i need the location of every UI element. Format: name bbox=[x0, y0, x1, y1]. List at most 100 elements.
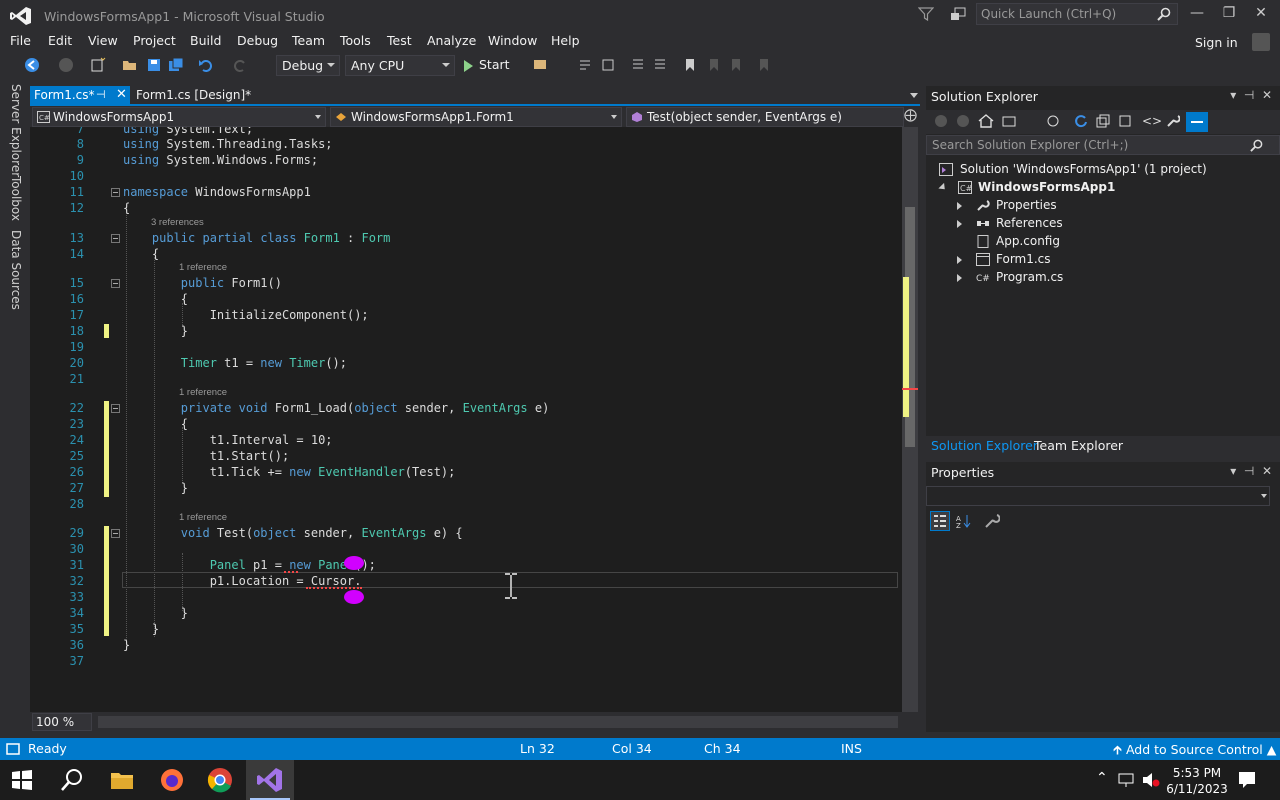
alphabetical-sort-icon[interactable]: AZ bbox=[956, 513, 972, 529]
split-window-icon[interactable]: ⨁ bbox=[904, 108, 917, 123]
clear-bookmarks-icon[interactable] bbox=[756, 57, 772, 73]
tree-form1-cs[interactable]: Form1.cs bbox=[996, 252, 1051, 266]
tree-program-cs[interactable]: Program.cs bbox=[996, 270, 1063, 284]
tree-references[interactable]: References bbox=[996, 216, 1063, 230]
editor-vertical-scrollbar[interactable] bbox=[902, 127, 918, 712]
collapse-class-icon[interactable] bbox=[111, 234, 120, 243]
comment-out-icon[interactable] bbox=[630, 57, 646, 73]
tab-overflow-icon[interactable] bbox=[910, 93, 918, 98]
search-icon[interactable] bbox=[60, 768, 84, 792]
menu-view[interactable]: View bbox=[88, 33, 118, 48]
collapse-method-icon[interactable] bbox=[111, 404, 120, 413]
open-file-icon[interactable] bbox=[122, 57, 138, 73]
new-project-icon[interactable] bbox=[90, 57, 106, 73]
navigate-forward-icon[interactable] bbox=[58, 57, 74, 73]
menu-tools[interactable]: Tools bbox=[340, 33, 371, 48]
menu-edit[interactable]: Edit bbox=[48, 33, 72, 48]
editor-horizontal-scrollbar[interactable] bbox=[98, 716, 898, 728]
account-avatar-icon[interactable] bbox=[1252, 33, 1270, 51]
firefox-icon[interactable] bbox=[158, 766, 186, 794]
minimize-icon[interactable]: — bbox=[1190, 6, 1204, 20]
view-code-icon[interactable]: <> bbox=[1142, 114, 1162, 128]
menu-help[interactable]: Help bbox=[551, 33, 580, 48]
browse-icon[interactable] bbox=[532, 57, 548, 73]
collapsed-arrow-icon[interactable] bbox=[957, 274, 962, 282]
step-into-icon[interactable] bbox=[578, 57, 594, 73]
tab-form1-design[interactable]: Form1.cs [Design]* bbox=[132, 86, 255, 106]
home-icon[interactable] bbox=[978, 114, 994, 128]
visual-studio-taskbar-button[interactable] bbox=[246, 760, 294, 800]
codelens-references[interactable]: 1 reference bbox=[179, 262, 227, 273]
tree-properties[interactable]: Properties bbox=[996, 198, 1057, 212]
menu-debug[interactable]: Debug bbox=[237, 33, 278, 48]
tab-solution-explorer[interactable]: Solution Explorer bbox=[931, 438, 1038, 453]
collapse-namespace-icon[interactable] bbox=[111, 188, 120, 197]
switch-views-icon[interactable] bbox=[1002, 114, 1016, 128]
collapsed-arrow-icon[interactable] bbox=[957, 256, 962, 264]
menu-window[interactable]: Window bbox=[488, 33, 537, 48]
save-all-icon[interactable] bbox=[168, 57, 184, 73]
collapse-method-icon[interactable] bbox=[111, 279, 120, 288]
codelens-references[interactable]: 1 reference bbox=[179, 387, 227, 398]
sign-in-link[interactable]: Sign in bbox=[1195, 35, 1238, 50]
solution-platform-dropdown[interactable]: Any CPU bbox=[345, 55, 455, 76]
notifications-filter-icon[interactable] bbox=[918, 6, 934, 22]
next-bookmark-icon[interactable] bbox=[728, 57, 744, 73]
tab-form1-cs[interactable]: Form1.cs* ⊣ ✕ bbox=[30, 86, 130, 106]
toolbox-tab[interactable]: Toolbox bbox=[9, 176, 23, 221]
output-window-icon[interactable] bbox=[6, 743, 20, 755]
close-icon[interactable]: ✕ bbox=[1254, 6, 1268, 20]
member-navigation-dropdown[interactable]: Test(object sender, EventArgs e) bbox=[626, 107, 904, 127]
undo-icon[interactable] bbox=[198, 57, 214, 73]
solution-configuration-dropdown[interactable]: Debug bbox=[276, 55, 340, 76]
code-editor[interactable]: 7 8 9 10 11 12 13 14 15 16 17 18 19 20 2… bbox=[30, 127, 902, 712]
tree-app-config[interactable]: App.config bbox=[996, 234, 1060, 248]
navigate-back-icon[interactable] bbox=[24, 57, 40, 73]
tab-team-explorer[interactable]: Team Explorer bbox=[1034, 438, 1123, 453]
pin-icon[interactable]: ⊣ bbox=[96, 88, 106, 101]
type-navigation-dropdown[interactable]: WindowsFormsApp1.Form1 bbox=[330, 107, 622, 127]
tree-solution[interactable]: Solution 'WindowsFormsApp1' (1 project) bbox=[960, 162, 1207, 176]
preview-selected-items-button[interactable] bbox=[1186, 112, 1208, 132]
tree-project[interactable]: WindowsFormsApp1 bbox=[978, 180, 1115, 194]
step-over-icon[interactable] bbox=[600, 57, 616, 73]
chrome-icon[interactable] bbox=[206, 766, 234, 794]
previous-bookmark-icon[interactable] bbox=[706, 57, 722, 73]
notifications-icon[interactable] bbox=[1238, 771, 1256, 789]
zoom-dropdown[interactable]: 100 % bbox=[32, 713, 92, 731]
codelens-references[interactable]: 1 reference bbox=[179, 512, 227, 523]
network-icon[interactable] bbox=[1118, 772, 1136, 788]
object-selector-dropdown[interactable] bbox=[926, 486, 1270, 506]
properties-wrench-icon[interactable] bbox=[1166, 114, 1180, 128]
show-hidden-icons-chevron[interactable]: ⌃ bbox=[1096, 770, 1108, 786]
pending-changes-filter-icon[interactable] bbox=[1046, 114, 1060, 128]
restore-icon[interactable]: ❐ bbox=[1222, 6, 1236, 20]
collapse-method-icon[interactable] bbox=[111, 529, 120, 538]
start-debugging-button[interactable]: Start bbox=[464, 57, 510, 72]
forward-icon[interactable] bbox=[956, 114, 970, 128]
panel-window-buttons[interactable]: ▾ ⊣ ✕ bbox=[1230, 464, 1272, 478]
file-explorer-icon[interactable] bbox=[108, 766, 136, 794]
close-tab-icon[interactable]: ✕ bbox=[116, 87, 127, 102]
menu-test[interactable]: Test bbox=[387, 33, 412, 48]
panel-window-buttons[interactable]: ▾ ⊣ ✕ bbox=[1230, 88, 1272, 102]
volume-muted-icon[interactable] bbox=[1142, 772, 1160, 788]
system-clock[interactable]: 5:53 PM 6/11/2023 bbox=[1166, 765, 1228, 797]
menu-build[interactable]: Build bbox=[190, 33, 221, 48]
windows-start-icon[interactable] bbox=[10, 768, 34, 792]
feedback-icon[interactable] bbox=[950, 6, 966, 22]
menu-analyze[interactable]: Analyze bbox=[427, 33, 476, 48]
back-icon[interactable] bbox=[934, 114, 948, 128]
project-navigation-dropdown[interactable]: C# WindowsFormsApp1 bbox=[32, 107, 326, 127]
property-pages-wrench-icon[interactable] bbox=[984, 513, 1000, 529]
menu-file[interactable]: File bbox=[10, 33, 31, 48]
redo-icon[interactable] bbox=[232, 57, 248, 73]
collapsed-arrow-icon[interactable] bbox=[957, 220, 962, 228]
expanded-arrow-icon[interactable] bbox=[938, 182, 948, 193]
data-sources-tab[interactable]: Data Sources bbox=[9, 230, 23, 310]
menu-team[interactable]: Team bbox=[292, 33, 325, 48]
codelens-references[interactable]: 3 references bbox=[151, 217, 204, 228]
menu-project[interactable]: Project bbox=[133, 33, 176, 48]
sync-icon[interactable] bbox=[1074, 114, 1088, 128]
add-to-source-control-button[interactable]: 🡱 Add to Source Control ▲ bbox=[1113, 741, 1276, 762]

### 取り組む課題
上のエントリのうち、「513, 972, 529]」を含む行から「270, 1063, 284]」を含む行までを両端も含めて取り出し、空行を除いた番号付きリストとして出力せよ。

### この演習の解答
1. alphabetical-sort-icon[interactable]: AZ bbox=[956, 513, 972, 529]
2. split-window-icon[interactable]: ⨁ bbox=[904, 108, 917, 123]
3. clear-bookmarks-icon[interactable] bbox=[756, 57, 772, 73]
4. tree-form1-cs[interactable]: Form1.cs bbox=[996, 252, 1051, 266]
5. tree-program-cs[interactable]: Program.cs bbox=[996, 270, 1063, 284]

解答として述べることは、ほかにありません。